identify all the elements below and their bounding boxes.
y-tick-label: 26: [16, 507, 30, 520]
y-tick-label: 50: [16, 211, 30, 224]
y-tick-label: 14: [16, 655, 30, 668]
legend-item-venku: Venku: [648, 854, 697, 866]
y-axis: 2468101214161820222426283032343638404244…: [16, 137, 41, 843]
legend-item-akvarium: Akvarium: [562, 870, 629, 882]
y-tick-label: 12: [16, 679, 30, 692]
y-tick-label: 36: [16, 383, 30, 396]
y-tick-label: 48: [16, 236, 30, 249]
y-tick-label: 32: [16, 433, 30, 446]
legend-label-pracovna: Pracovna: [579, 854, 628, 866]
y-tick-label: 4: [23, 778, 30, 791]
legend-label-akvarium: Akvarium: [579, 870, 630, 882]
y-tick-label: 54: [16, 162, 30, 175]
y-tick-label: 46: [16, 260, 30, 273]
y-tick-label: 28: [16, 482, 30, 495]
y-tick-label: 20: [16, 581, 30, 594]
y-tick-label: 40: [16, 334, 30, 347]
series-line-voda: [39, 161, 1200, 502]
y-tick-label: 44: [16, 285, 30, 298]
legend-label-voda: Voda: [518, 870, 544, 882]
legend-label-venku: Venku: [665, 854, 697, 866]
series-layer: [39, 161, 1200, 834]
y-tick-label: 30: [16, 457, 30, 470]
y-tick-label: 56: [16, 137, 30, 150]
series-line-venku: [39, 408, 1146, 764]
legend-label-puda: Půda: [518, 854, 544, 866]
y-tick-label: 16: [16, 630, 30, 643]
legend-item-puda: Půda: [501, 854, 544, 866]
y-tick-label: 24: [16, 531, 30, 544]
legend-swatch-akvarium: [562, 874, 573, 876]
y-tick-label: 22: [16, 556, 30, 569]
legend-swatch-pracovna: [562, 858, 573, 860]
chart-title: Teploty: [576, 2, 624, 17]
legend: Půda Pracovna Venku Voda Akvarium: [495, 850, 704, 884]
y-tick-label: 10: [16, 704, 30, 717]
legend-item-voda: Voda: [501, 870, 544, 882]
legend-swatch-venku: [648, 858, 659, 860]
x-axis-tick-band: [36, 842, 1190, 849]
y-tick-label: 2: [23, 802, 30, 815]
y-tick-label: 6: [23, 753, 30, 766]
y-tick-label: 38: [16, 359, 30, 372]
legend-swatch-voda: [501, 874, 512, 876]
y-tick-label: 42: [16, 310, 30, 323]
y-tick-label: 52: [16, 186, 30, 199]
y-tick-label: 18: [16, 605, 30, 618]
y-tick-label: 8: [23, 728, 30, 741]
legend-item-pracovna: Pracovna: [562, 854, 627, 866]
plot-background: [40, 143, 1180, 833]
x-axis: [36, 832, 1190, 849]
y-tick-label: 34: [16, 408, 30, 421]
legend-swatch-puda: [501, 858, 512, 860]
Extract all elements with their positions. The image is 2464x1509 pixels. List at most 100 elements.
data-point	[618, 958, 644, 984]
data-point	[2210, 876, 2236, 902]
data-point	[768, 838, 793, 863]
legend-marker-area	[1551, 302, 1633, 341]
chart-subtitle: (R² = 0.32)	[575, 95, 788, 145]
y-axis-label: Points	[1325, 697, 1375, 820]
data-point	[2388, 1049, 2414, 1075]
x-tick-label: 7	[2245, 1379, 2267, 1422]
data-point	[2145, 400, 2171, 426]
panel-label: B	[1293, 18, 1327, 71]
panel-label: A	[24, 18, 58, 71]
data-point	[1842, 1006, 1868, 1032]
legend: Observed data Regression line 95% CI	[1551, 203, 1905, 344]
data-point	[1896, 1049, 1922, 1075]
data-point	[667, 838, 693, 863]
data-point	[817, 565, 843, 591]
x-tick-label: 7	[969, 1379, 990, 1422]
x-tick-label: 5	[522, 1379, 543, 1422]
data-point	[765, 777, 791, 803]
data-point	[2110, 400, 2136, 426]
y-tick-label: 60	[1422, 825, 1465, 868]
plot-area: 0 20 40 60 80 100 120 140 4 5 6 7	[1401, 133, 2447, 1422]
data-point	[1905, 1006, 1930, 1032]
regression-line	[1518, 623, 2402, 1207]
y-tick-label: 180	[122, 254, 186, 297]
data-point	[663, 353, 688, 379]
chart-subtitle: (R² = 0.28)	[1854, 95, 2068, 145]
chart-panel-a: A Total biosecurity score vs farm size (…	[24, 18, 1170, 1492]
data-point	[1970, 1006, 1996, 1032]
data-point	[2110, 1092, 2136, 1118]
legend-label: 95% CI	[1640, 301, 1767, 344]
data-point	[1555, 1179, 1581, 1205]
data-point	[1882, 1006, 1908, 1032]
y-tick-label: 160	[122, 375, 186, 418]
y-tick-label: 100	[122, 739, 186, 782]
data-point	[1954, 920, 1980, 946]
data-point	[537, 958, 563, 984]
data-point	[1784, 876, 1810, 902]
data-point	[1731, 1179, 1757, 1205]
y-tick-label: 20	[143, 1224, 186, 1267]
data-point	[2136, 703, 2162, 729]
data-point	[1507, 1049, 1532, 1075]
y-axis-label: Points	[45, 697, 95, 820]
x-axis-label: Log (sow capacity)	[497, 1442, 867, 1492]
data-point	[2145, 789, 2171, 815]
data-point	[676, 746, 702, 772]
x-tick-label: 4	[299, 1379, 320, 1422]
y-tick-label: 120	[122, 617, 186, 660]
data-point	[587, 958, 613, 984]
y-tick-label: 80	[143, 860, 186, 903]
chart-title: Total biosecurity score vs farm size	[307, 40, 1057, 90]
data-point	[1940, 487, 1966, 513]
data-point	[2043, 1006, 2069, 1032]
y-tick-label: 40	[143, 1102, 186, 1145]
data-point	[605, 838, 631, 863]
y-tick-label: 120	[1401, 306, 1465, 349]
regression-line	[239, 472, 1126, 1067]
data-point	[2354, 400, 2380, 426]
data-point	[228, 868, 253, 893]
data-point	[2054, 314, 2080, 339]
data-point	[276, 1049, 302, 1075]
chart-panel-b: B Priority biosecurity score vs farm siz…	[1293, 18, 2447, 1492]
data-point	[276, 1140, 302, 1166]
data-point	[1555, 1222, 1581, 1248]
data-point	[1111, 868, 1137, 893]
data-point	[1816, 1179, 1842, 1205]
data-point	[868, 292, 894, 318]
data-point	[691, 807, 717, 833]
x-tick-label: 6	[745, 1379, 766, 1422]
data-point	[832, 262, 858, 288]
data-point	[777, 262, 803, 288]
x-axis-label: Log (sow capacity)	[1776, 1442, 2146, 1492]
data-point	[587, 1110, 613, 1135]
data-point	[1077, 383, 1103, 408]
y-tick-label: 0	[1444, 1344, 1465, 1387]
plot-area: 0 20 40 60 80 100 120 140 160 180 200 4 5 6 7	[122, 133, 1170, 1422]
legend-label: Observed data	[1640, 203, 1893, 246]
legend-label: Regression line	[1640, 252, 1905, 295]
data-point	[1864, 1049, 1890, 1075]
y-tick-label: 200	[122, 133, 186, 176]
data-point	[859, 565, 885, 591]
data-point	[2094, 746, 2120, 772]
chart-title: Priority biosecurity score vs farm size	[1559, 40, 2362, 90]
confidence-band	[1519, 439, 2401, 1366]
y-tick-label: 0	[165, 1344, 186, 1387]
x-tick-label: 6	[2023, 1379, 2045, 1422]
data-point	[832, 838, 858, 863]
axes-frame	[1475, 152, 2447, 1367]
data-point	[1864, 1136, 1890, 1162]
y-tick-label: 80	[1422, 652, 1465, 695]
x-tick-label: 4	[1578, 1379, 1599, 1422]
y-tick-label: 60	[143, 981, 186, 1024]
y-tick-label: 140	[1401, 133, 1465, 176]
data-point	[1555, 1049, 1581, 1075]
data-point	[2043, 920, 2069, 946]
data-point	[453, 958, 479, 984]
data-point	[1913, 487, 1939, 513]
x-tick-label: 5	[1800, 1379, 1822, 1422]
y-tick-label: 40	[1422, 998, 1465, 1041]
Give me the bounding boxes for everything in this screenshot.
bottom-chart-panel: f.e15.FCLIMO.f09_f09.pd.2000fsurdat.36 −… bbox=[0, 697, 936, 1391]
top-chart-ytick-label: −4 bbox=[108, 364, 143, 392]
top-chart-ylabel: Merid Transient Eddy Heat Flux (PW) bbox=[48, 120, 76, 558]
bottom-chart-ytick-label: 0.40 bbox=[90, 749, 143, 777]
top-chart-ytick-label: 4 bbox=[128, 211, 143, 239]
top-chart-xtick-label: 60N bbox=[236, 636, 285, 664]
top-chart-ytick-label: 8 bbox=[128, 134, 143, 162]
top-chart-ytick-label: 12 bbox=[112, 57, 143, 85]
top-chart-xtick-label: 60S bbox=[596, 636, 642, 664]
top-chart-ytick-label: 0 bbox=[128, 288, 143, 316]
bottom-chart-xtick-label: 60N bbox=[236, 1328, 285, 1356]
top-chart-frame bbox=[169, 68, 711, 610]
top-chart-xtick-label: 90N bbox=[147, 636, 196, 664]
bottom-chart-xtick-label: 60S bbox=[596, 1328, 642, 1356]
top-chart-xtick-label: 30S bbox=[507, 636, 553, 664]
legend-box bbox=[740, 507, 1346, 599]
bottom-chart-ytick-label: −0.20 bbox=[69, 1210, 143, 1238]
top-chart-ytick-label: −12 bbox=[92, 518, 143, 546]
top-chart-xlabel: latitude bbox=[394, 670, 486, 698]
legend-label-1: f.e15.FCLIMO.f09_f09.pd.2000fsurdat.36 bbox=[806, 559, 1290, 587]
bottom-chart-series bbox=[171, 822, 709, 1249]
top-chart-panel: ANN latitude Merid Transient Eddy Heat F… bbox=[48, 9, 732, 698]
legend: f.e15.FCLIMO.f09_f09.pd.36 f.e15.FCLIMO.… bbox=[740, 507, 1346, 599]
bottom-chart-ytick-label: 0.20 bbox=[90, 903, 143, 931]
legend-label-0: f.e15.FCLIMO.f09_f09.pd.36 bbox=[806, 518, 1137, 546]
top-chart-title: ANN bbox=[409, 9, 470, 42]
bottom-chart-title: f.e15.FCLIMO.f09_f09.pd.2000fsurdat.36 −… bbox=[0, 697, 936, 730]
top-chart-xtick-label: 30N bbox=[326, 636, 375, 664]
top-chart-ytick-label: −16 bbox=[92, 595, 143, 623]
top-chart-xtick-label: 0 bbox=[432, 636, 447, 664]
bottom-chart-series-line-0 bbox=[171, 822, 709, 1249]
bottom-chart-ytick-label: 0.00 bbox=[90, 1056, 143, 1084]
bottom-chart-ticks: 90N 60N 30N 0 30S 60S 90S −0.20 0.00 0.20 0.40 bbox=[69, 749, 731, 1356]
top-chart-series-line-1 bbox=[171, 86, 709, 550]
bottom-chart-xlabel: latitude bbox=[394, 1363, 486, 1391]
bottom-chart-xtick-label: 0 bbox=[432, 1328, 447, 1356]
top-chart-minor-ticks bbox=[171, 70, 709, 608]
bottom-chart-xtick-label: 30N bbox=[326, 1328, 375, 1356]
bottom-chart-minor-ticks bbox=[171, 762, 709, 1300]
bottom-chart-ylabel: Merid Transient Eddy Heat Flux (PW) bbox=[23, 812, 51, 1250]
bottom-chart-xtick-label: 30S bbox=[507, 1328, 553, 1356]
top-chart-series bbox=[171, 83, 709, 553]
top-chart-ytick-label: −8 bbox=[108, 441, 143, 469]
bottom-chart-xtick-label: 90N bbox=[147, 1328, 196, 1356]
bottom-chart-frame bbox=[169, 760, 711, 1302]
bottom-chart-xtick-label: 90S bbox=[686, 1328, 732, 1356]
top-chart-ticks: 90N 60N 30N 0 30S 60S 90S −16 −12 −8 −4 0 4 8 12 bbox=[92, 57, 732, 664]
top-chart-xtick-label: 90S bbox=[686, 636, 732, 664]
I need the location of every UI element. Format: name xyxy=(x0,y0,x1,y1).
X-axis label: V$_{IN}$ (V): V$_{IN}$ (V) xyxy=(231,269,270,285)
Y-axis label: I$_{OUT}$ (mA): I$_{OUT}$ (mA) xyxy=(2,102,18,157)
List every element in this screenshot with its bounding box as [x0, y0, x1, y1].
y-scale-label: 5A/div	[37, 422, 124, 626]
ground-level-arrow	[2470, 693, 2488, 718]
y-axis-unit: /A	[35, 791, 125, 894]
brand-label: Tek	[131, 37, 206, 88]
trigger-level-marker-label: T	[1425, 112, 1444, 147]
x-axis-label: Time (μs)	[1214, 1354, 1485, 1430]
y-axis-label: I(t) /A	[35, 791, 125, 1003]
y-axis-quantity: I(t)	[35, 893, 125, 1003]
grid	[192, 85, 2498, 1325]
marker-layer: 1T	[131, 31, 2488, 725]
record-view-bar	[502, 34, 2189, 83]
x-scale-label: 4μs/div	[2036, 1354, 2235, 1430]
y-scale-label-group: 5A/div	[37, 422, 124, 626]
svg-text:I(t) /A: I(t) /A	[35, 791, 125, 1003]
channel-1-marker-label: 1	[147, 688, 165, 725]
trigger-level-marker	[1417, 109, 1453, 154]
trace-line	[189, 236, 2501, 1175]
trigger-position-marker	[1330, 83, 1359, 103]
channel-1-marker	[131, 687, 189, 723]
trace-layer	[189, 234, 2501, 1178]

____

> [REQUIREMENTS]: Please format the listing, from its first line through the line holding "y-tick-label: 44: [16, 285, 30, 298]" inclusive, as a Markdown table with the columns Number and Entry. Number each row and omit blank lines.

> [SOLUTION TO THE EXERCISE]:
| Number | Entry |
|---|---|
| 1 | identify all the elements below and their bounding boxes. |
| 2 | y-tick-label: 26: [16, 507, 30, 520] |
| 3 | y-tick-label: 50: [16, 211, 30, 224] |
| 4 | y-tick-label: 14: [16, 655, 30, 668] |
| 5 | legend-item-venku: Venku: [648, 854, 697, 866] |
| 6 | y-axis: 2468101214161820222426283032343638404244…: [16, 137, 41, 843] |
| 7 | legend-item-akvarium: Akvarium: [562, 870, 629, 882] |
| 8 | y-tick-label: 12: [16, 679, 30, 692] |
| 9 | y-tick-label: 36: [16, 383, 30, 396] |
| 10 | y-tick-label: 48: [16, 236, 30, 249] |
| 11 | y-tick-label: 32: [16, 433, 30, 446] |
| 12 | legend-label-pracovna: Pracovna: [579, 854, 628, 866] |
| 13 | y-tick-label: 4: [23, 778, 30, 791] |
| 14 | legend-label-akvarium: Akvarium: [579, 870, 630, 882] |
| 15 | y-tick-label: 54: [16, 162, 30, 175] |
| 16 | y-tick-label: 46: [16, 260, 30, 273] |
| 17 | y-tick-label: 28: [16, 482, 30, 495] |
| 18 | y-tick-label: 20: [16, 581, 30, 594] |
| 19 | y-tick-label: 40: [16, 334, 30, 347] |
| 20 | series-line-voda: [39, 161, 1200, 502] |
| 21 | y-tick-label: 44: [16, 285, 30, 298] |